[Source data]

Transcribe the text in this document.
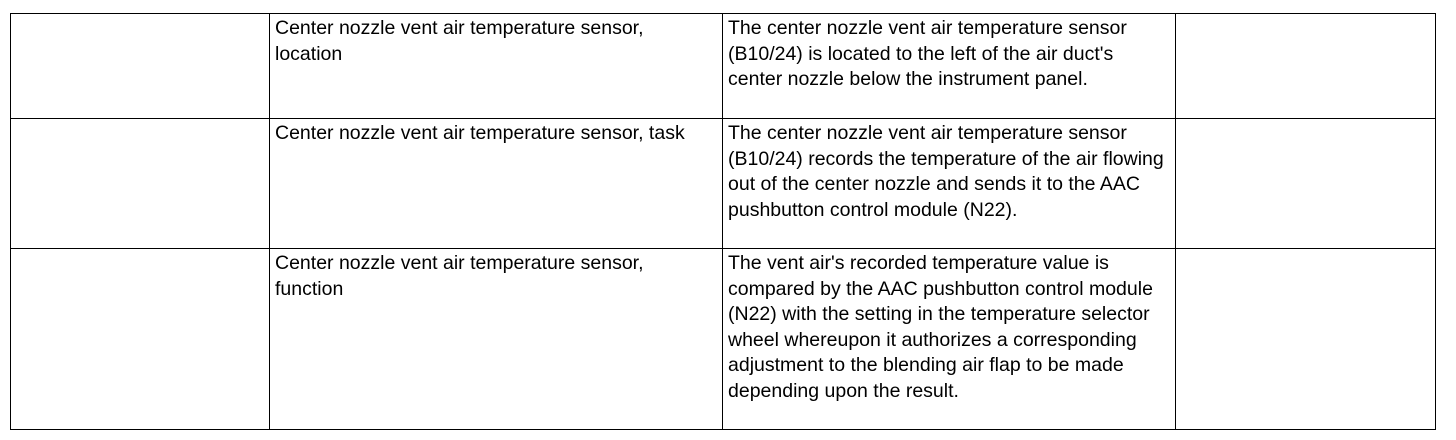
	Center nozzle vent air temperature sensor, location	The center nozzle vent air temperature sensor (B10/24) is located to the left of the air duct's center nozzle below the instrument panel.	
	Center nozzle vent air temperature sensor, task	The center nozzle vent air temperature sensor (B10/24) records the temperature of the air flowing out of the center nozzle and sends it to the AAC pushbutton control module (N22).	
	Center nozzle vent air temperature sensor, function	The vent air's recorded temperature value is compared by the AAC pushbutton control module (N22) with the setting in the temperature selector wheel whereupon it authorizes a corresponding adjustment to the blending air flap to be made depending upon the result.	
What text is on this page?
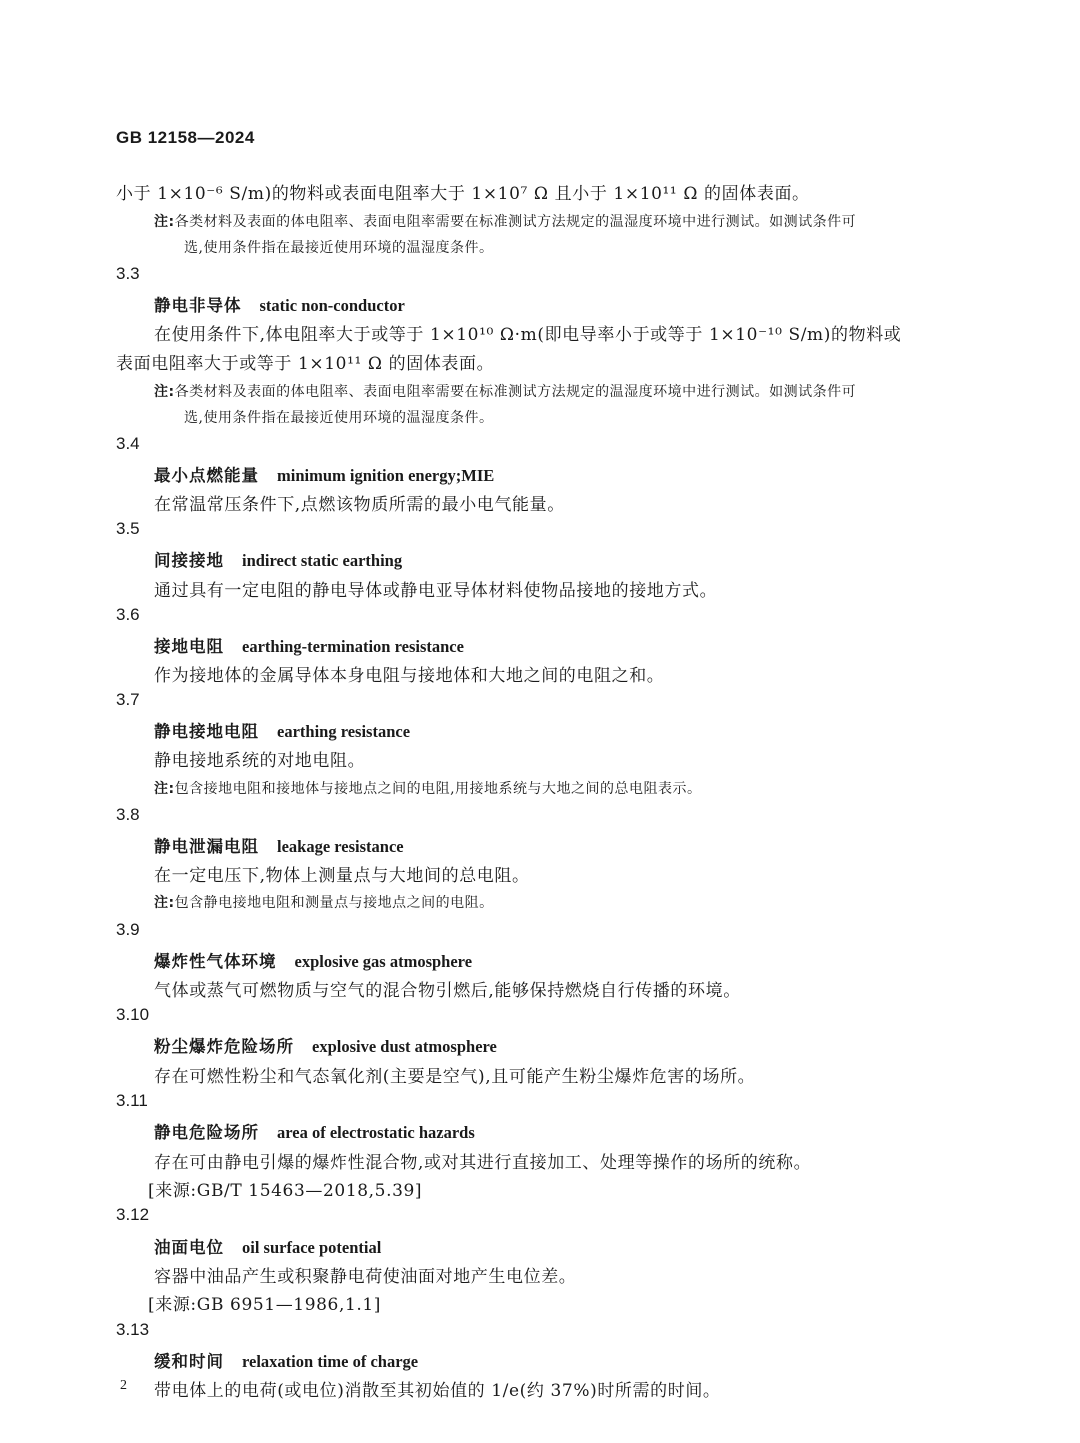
GB 12158—2024
小于 1×10⁻⁶ S/m)的物料或表面电阻率大于 1×10⁷ Ω 且小于 1×10¹¹ Ω 的固体表面。
注:各类材料及表面的体电阻率、表面电阻率需要在标准测试方法规定的温湿度环境中进行测试。如测试条件可
选,使用条件指在最接近使用环境的温湿度条件。
3.3
静电非导体 static non-conductor
在使用条件下,体电阻率大于或等于 1×10¹⁰ Ω·m(即电导率小于或等于 1×10⁻¹⁰ S/m)的物料或
表面电阻率大于或等于 1×10¹¹ Ω 的固体表面。
注:各类材料及表面的体电阻率、表面电阻率需要在标准测试方法规定的温湿度环境中进行测试。如测试条件可
选,使用条件指在最接近使用环境的温湿度条件。
3.4
最小点燃能量 minimum ignition energy;MIE
在常温常压条件下,点燃该物质所需的最小电气能量。
3.5
间接接地 indirect static earthing
通过具有一定电阻的静电导体或静电亚导体材料使物品接地的接地方式。
3.6
接地电阻 earthing-termination resistance
作为接地体的金属导体本身电阻与接地体和大地之间的电阻之和。
3.7
静电接地电阻 earthing resistance
静电接地系统的对地电阻。
注:包含接地电阻和接地体与接地点之间的电阻,用接地系统与大地之间的总电阻表示。
3.8
静电泄漏电阻 leakage resistance
在一定电压下,物体上测量点与大地间的总电阻。
注:包含静电接地电阻和测量点与接地点之间的电阻。
3.9
爆炸性气体环境 explosive gas atmosphere
气体或蒸气可燃物质与空气的混合物引燃后,能够保持燃烧自行传播的环境。
3.10
粉尘爆炸危险场所 explosive dust atmosphere
存在可燃性粉尘和气态氧化剂(主要是空气),且可能产生粉尘爆炸危害的场所。
3.11
静电危险场所 area of electrostatic hazards
存在可由静电引爆的爆炸性混合物,或对其进行直接加工、处理等操作的场所的统称。
[来源:GB/T 15463—2018,5.39]
3.12
油面电位 oil surface potential
容器中油品产生或积聚静电荷使油面对地产生电位差。
[来源:GB 6951—1986,1.1]
3.13
缓和时间 relaxation time of charge
带电体上的电荷(或电位)消散至其初始值的 1/e(约 37%)时所需的时间。
2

_To be done_: Return the listing above word for word, with the pictures removed.

_Result for this exercise_:
Transcribe the text in this document.
	Center nozzle vent air temperature sensor, location	The center nozzle vent air temperature sensor (B10/24) is located to the left of the air duct's center nozzle below the instrument panel.	
	Center nozzle vent air temperature sensor, task	The center nozzle vent air temperature sensor (B10/24) records the temperature of the air flowing out of the center nozzle and sends it to the AAC pushbutton control module (N22).	
	Center nozzle vent air temperature sensor, function	The vent air's recorded temperature value is compared by the AAC pushbutton control module (N22) with the setting in the temperature selector wheel whereupon it authorizes a corresponding adjustment to the blending air flap to be made depending upon the result.	
What text is on this page?
GB 12158—2024
小于 1×10⁻⁶ S/m)的物料或表面电阻率大于 1×10⁷ Ω 且小于 1×10¹¹ Ω 的固体表面。
注:各类材料及表面的体电阻率、表面电阻率需要在标准测试方法规定的温湿度环境中进行测试。如测试条件可
选,使用条件指在最接近使用环境的温湿度条件。
3.3
静电非导体 static non-conductor
在使用条件下,体电阻率大于或等于 1×10¹⁰ Ω·m(即电导率小于或等于 1×10⁻¹⁰ S/m)的物料或
表面电阻率大于或等于 1×10¹¹ Ω 的固体表面。
注:各类材料及表面的体电阻率、表面电阻率需要在标准测试方法规定的温湿度环境中进行测试。如测试条件可
选,使用条件指在最接近使用环境的温湿度条件。
3.4
最小点燃能量 minimum ignition energy;MIE
在常温常压条件下,点燃该物质所需的最小电气能量。
3.5
间接接地 indirect static earthing
通过具有一定电阻的静电导体或静电亚导体材料使物品接地的接地方式。
3.6
接地电阻 earthing-termination resistance
作为接地体的金属导体本身电阻与接地体和大地之间的电阻之和。
3.7
静电接地电阻 earthing resistance
静电接地系统的对地电阻。
注:包含接地电阻和接地体与接地点之间的电阻,用接地系统与大地之间的总电阻表示。
3.8
静电泄漏电阻 leakage resistance
在一定电压下,物体上测量点与大地间的总电阻。
注:包含静电接地电阻和测量点与接地点之间的电阻。
3.9
爆炸性气体环境 explosive gas atmosphere
气体或蒸气可燃物质与空气的混合物引燃后,能够保持燃烧自行传播的环境。
3.10
粉尘爆炸危险场所 explosive dust atmosphere
存在可燃性粉尘和气态氧化剂(主要是空气),且可能产生粉尘爆炸危害的场所。
3.11
静电危险场所 area of electrostatic hazards
存在可由静电引爆的爆炸性混合物,或对其进行直接加工、处理等操作的场所的统称。
[来源:GB/T 15463—2018,5.39]
3.12
油面电位 oil surface potential
容器中油品产生或积聚静电荷使油面对地产生电位差。
[来源:GB 6951—1986,1.1]
3.13
缓和时间 relaxation time of charge
带电体上的电荷(或电位)消散至其初始值的 1/e(约 37%)时所需的时间。
2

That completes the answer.